#### PROMPT:
Rewrite the material below so that every "interactable" becomes "clickable", leaving all other text untouched.

— BEGIN SUPPLIED ENTRIES —

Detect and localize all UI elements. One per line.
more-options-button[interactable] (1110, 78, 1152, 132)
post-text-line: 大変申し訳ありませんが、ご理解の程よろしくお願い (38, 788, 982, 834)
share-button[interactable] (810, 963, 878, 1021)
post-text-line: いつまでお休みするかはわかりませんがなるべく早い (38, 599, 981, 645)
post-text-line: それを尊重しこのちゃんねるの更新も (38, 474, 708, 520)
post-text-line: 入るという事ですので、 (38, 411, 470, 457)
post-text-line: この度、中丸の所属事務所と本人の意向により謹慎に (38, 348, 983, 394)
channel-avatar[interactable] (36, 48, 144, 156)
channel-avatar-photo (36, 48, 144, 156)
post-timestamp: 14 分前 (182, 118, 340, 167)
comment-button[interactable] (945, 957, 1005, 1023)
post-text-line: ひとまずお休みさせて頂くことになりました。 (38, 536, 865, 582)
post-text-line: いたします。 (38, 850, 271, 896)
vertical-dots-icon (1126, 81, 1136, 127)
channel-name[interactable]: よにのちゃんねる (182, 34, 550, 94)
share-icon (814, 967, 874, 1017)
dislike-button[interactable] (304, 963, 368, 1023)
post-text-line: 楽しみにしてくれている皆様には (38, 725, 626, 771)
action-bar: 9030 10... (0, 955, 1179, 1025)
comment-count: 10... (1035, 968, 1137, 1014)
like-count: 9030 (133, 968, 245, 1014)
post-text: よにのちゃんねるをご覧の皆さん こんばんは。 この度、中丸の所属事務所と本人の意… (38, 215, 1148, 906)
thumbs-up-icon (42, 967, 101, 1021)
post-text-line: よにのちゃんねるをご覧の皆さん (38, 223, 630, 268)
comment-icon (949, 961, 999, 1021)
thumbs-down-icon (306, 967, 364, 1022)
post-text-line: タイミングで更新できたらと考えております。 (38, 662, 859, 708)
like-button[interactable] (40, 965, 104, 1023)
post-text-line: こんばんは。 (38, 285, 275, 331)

— END SUPPLIED ENTRIES —

#### THE RESULT:
Detect and localize all UI elements. One per line.
more-options-button[clickable] (1110, 78, 1152, 132)
post-text-line: 大変申し訳ありませんが、ご理解の程よろしくお願い (38, 788, 982, 834)
share-button[clickable] (810, 963, 878, 1021)
post-text-line: いつまでお休みするかはわかりませんがなるべく早い (38, 599, 981, 645)
post-text-line: それを尊重しこのちゃんねるの更新も (38, 474, 708, 520)
post-text-line: 入るという事ですので、 (38, 411, 470, 457)
post-text-line: この度、中丸の所属事務所と本人の意向により謹慎に (38, 348, 983, 394)
channel-avatar[clickable] (36, 48, 144, 156)
channel-avatar-photo (36, 48, 144, 156)
post-timestamp: 14 分前 (182, 118, 340, 167)
comment-button[clickable] (945, 957, 1005, 1023)
post-text-line: ひとまずお休みさせて頂くことになりました。 (38, 536, 865, 582)
post-text-line: いたします。 (38, 850, 271, 896)
vertical-dots-icon (1126, 81, 1136, 127)
channel-name[clickable]: よにのちゃんねる (182, 34, 550, 94)
share-icon (814, 967, 874, 1017)
dislike-button[clickable] (304, 963, 368, 1023)
post-text-line: 楽しみにしてくれている皆様には (38, 725, 626, 771)
action-bar: 9030 10... (0, 955, 1179, 1025)
comment-count: 10... (1035, 968, 1137, 1014)
like-count: 9030 (133, 968, 245, 1014)
post-text: よにのちゃんねるをご覧の皆さん こんばんは。 この度、中丸の所属事務所と本人の意… (38, 215, 1148, 906)
thumbs-up-icon (42, 967, 101, 1021)
post-text-line: よにのちゃんねるをご覧の皆さん (38, 223, 630, 268)
comment-icon (949, 961, 999, 1021)
thumbs-down-icon (306, 967, 364, 1022)
post-text-line: タイミングで更新できたらと考えております。 (38, 662, 859, 708)
like-button[clickable] (40, 965, 104, 1023)
post-text-line: こんばんは。 (38, 285, 275, 331)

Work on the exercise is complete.